◆ **Task brief**:
For this exercise, repeat all of the material verbatim apart from its images.
## begin Listing
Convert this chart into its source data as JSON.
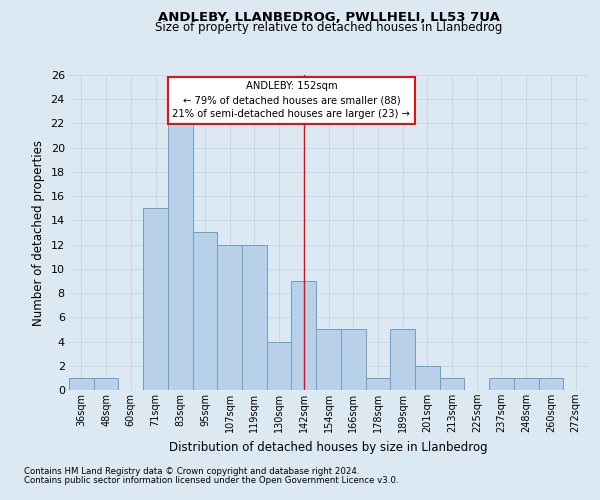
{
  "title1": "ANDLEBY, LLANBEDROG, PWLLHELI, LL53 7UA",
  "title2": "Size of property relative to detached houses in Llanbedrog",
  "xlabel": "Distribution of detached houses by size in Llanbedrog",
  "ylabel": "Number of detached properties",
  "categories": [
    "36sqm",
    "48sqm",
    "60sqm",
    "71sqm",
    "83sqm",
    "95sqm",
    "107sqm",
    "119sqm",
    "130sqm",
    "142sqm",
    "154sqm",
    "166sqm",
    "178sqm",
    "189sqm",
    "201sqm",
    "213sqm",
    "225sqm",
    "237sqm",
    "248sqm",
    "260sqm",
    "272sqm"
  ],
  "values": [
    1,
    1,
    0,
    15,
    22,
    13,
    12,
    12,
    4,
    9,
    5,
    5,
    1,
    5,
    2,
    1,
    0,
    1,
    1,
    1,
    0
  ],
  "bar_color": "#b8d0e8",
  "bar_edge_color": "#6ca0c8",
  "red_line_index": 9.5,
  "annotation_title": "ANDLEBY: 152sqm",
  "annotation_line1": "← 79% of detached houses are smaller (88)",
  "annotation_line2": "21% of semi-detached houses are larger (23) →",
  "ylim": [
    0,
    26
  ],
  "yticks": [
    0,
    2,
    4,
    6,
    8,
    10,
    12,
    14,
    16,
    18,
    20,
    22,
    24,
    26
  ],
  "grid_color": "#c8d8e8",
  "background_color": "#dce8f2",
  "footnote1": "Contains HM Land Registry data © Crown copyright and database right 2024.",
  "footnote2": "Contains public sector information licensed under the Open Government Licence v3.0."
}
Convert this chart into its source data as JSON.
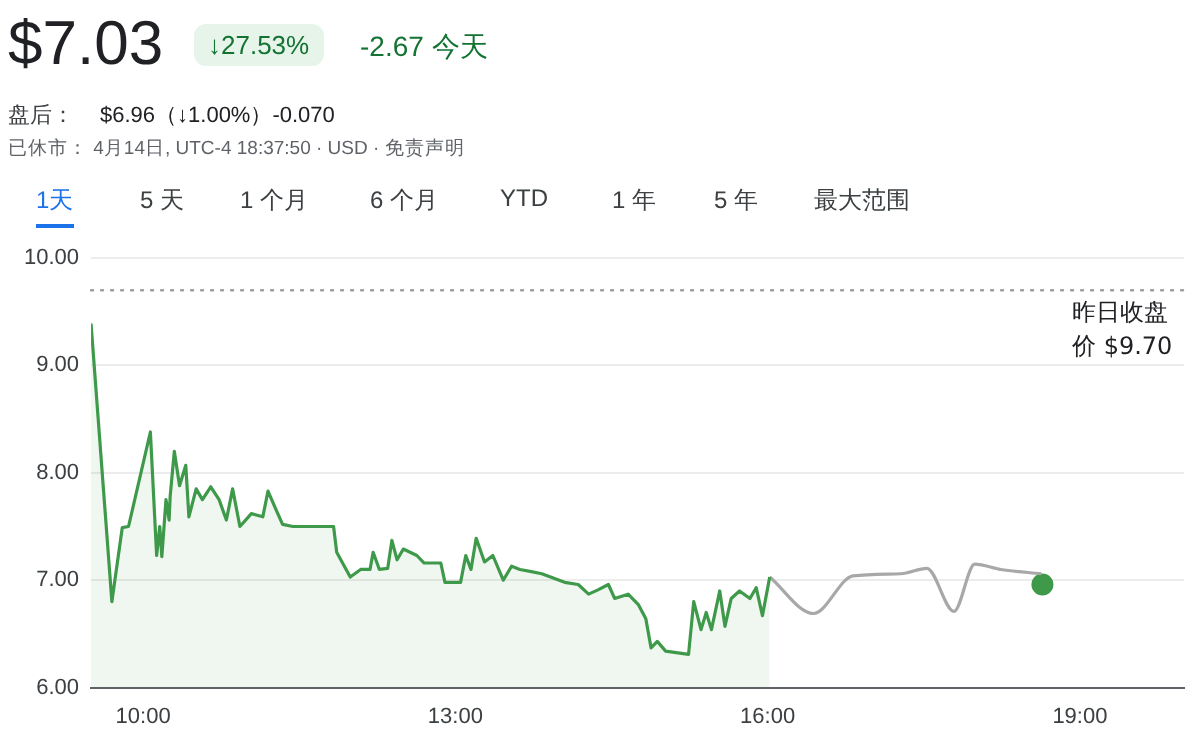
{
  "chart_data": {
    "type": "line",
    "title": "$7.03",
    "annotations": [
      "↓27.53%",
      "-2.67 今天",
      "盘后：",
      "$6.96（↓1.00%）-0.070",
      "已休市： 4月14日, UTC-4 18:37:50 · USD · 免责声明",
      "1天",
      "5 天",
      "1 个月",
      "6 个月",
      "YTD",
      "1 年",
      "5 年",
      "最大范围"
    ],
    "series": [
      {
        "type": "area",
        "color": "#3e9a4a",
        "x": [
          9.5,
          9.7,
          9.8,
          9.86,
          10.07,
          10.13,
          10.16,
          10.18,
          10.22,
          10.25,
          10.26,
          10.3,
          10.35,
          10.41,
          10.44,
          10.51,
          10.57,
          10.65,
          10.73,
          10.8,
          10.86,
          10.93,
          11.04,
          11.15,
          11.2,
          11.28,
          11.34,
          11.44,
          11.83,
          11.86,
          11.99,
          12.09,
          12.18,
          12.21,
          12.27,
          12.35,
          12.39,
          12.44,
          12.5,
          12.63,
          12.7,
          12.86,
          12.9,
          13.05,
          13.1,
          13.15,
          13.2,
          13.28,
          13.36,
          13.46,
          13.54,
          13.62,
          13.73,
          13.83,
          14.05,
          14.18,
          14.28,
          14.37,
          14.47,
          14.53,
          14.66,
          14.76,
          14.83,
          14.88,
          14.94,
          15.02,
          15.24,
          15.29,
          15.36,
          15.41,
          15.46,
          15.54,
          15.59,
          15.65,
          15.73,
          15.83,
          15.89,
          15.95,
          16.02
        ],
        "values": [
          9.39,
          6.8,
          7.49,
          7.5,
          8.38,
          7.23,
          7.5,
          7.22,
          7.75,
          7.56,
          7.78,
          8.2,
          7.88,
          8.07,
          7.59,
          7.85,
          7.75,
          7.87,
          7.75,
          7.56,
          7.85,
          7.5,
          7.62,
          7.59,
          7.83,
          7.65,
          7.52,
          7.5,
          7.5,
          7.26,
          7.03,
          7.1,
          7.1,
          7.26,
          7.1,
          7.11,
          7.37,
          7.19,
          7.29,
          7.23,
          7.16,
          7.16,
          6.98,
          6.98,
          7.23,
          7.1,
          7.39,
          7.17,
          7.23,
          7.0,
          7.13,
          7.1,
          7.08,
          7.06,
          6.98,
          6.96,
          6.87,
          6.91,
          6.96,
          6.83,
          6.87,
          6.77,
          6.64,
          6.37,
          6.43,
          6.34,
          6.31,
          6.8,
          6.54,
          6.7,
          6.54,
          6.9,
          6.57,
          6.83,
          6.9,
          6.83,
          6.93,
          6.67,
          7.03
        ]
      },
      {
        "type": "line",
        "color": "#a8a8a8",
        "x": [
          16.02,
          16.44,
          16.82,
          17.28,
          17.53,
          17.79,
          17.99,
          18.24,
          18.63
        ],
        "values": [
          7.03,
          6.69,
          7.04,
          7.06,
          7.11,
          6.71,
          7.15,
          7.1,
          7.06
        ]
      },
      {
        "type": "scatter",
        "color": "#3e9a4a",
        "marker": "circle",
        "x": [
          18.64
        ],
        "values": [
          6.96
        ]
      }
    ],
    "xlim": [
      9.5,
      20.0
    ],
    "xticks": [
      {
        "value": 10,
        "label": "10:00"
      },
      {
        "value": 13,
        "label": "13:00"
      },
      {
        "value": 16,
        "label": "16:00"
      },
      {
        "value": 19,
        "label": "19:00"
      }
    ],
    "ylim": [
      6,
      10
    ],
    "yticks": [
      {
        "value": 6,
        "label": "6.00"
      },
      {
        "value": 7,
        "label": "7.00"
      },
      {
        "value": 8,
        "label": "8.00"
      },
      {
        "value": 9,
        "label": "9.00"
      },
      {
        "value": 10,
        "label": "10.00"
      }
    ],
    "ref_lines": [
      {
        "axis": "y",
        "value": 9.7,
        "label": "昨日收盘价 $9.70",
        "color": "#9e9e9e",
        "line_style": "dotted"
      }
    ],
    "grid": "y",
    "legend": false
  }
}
## end Listing
◆ **Task output**:
Convert this chart into its source data as JSON.
{
  "title1": "ANDLEBY, LLANBEDROG, PWLLHELI, LL53 7UA",
  "title2": "Size of property relative to detached houses in Llanbedrog",
  "xlabel": "Distribution of detached houses by size in Llanbedrog",
  "ylabel": "Number of detached properties",
  "categories": [
    "36sqm",
    "48sqm",
    "60sqm",
    "71sqm",
    "83sqm",
    "95sqm",
    "107sqm",
    "119sqm",
    "130sqm",
    "142sqm",
    "154sqm",
    "166sqm",
    "178sqm",
    "189sqm",
    "201sqm",
    "213sqm",
    "225sqm",
    "237sqm",
    "248sqm",
    "260sqm",
    "272sqm"
  ],
  "values": [
    1,
    1,
    0,
    15,
    22,
    13,
    12,
    12,
    4,
    9,
    5,
    5,
    1,
    5,
    2,
    1,
    0,
    1,
    1,
    1,
    0
  ],
  "bar_color": "#b8d0e8",
  "bar_edge_color": "#6ca0c8",
  "red_line_index": 9.5,
  "annotation_title": "ANDLEBY: 152sqm",
  "annotation_line1": "← 79% of detached houses are smaller (88)",
  "annotation_line2": "21% of semi-detached houses are larger (23) →",
  "ylim": [
    0,
    26
  ],
  "yticks": [
    0,
    2,
    4,
    6,
    8,
    10,
    12,
    14,
    16,
    18,
    20,
    22,
    24,
    26
  ],
  "grid_color": "#c8d8e8",
  "background_color": "#dce8f2",
  "footnote1": "Contains HM Land Registry data © Crown copyright and database right 2024.",
  "footnote2": "Contains public sector information licensed under the Open Government Licence v3.0."
}
Convert this chart into its source data as JSON.
{
  "chart_data": {
    "type": "line",
    "title": "$7.03",
    "annotations": [
      "↓27.53%",
      "-2.67 今天",
      "盘后：",
      "$6.96（↓1.00%）-0.070",
      "已休市： 4月14日, UTC-4 18:37:50 · USD · 免责声明",
      "1天",
      "5 天",
      "1 个月",
      "6 个月",
      "YTD",
      "1 年",
      "5 年",
      "最大范围"
    ],
    "series": [
      {
        "type": "area",
        "color": "#3e9a4a",
        "x": [
          9.5,
          9.7,
          9.8,
          9.86,
          10.07,
          10.13,
          10.16,
          10.18,
          10.22,
          10.25,
          10.26,
          10.3,
          10.35,
          10.41,
          10.44,
          10.51,
          10.57,
          10.65,
          10.73,
          10.8,
          10.86,
          10.93,
          11.04,
          11.15,
          11.2,
          11.28,
          11.34,
          11.44,
          11.83,
          11.86,
          11.99,
          12.09,
          12.18,
          12.21,
          12.27,
          12.35,
          12.39,
          12.44,
          12.5,
          12.63,
          12.7,
          12.86,
          12.9,
          13.05,
          13.1,
          13.15,
          13.2,
          13.28,
          13.36,
          13.46,
          13.54,
          13.62,
          13.73,
          13.83,
          14.05,
          14.18,
          14.28,
          14.37,
          14.47,
          14.53,
          14.66,
          14.76,
          14.83,
          14.88,
          14.94,
          15.02,
          15.24,
          15.29,
          15.36,
          15.41,
          15.46,
          15.54,
          15.59,
          15.65,
          15.73,
          15.83,
          15.89,
          15.95,
          16.02
        ],
        "values": [
          9.39,
          6.8,
          7.49,
          7.5,
          8.38,
          7.23,
          7.5,
          7.22,
          7.75,
          7.56,
          7.78,
          8.2,
          7.88,
          8.07,
          7.59,
          7.85,
          7.75,
          7.87,
          7.75,
          7.56,
          7.85,
          7.5,
          7.62,
          7.59,
          7.83,
          7.65,
          7.52,
          7.5,
          7.5,
          7.26,
          7.03,
          7.1,
          7.1,
          7.26,
          7.1,
          7.11,
          7.37,
          7.19,
          7.29,
          7.23,
          7.16,
          7.16,
          6.98,
          6.98,
          7.23,
          7.1,
          7.39,
          7.17,
          7.23,
          7.0,
          7.13,
          7.1,
          7.08,
          7.06,
          6.98,
          6.96,
          6.87,
          6.91,
          6.96,
          6.83,
          6.87,
          6.77,
          6.64,
          6.37,
          6.43,
          6.34,
          6.31,
          6.8,
          6.54,
          6.7,
          6.54,
          6.9,
          6.57,
          6.83,
          6.9,
          6.83,
          6.93,
          6.67,
          7.03
        ]
      },
      {
        "type": "line",
        "color": "#a8a8a8",
        "x": [
          16.02,
          16.44,
          16.82,
          17.28,
          17.53,
          17.79,
          17.99,
          18.24,
          18.63
        ],
        "values": [
          7.03,
          6.69,
          7.04,
          7.06,
          7.11,
          6.71,
          7.15,
          7.1,
          7.06
        ]
      },
      {
        "type": "scatter",
        "color": "#3e9a4a",
        "marker": "circle",
        "x": [
          18.64
        ],
        "values": [
          6.96
        ]
      }
    ],
    "xlim": [
      9.5,
      20.0
    ],
    "xticks": [
      {
        "value": 10,
        "label": "10:00"
      },
      {
        "value": 13,
        "label": "13:00"
      },
      {
        "value": 16,
        "label": "16:00"
      },
      {
        "value": 19,
        "label": "19:00"
      }
    ],
    "ylim": [
      6,
      10
    ],
    "yticks": [
      {
        "value": 6,
        "label": "6.00"
      },
      {
        "value": 7,
        "label": "7.00"
      },
      {
        "value": 8,
        "label": "8.00"
      },
      {
        "value": 9,
        "label": "9.00"
      },
      {
        "value": 10,
        "label": "10.00"
      }
    ],
    "ref_lines": [
      {
        "axis": "y",
        "value": 9.7,
        "label": "昨日收盘价 $9.70",
        "color": "#9e9e9e",
        "line_style": "dotted"
      }
    ],
    "grid": "y",
    "legend": false
  }
}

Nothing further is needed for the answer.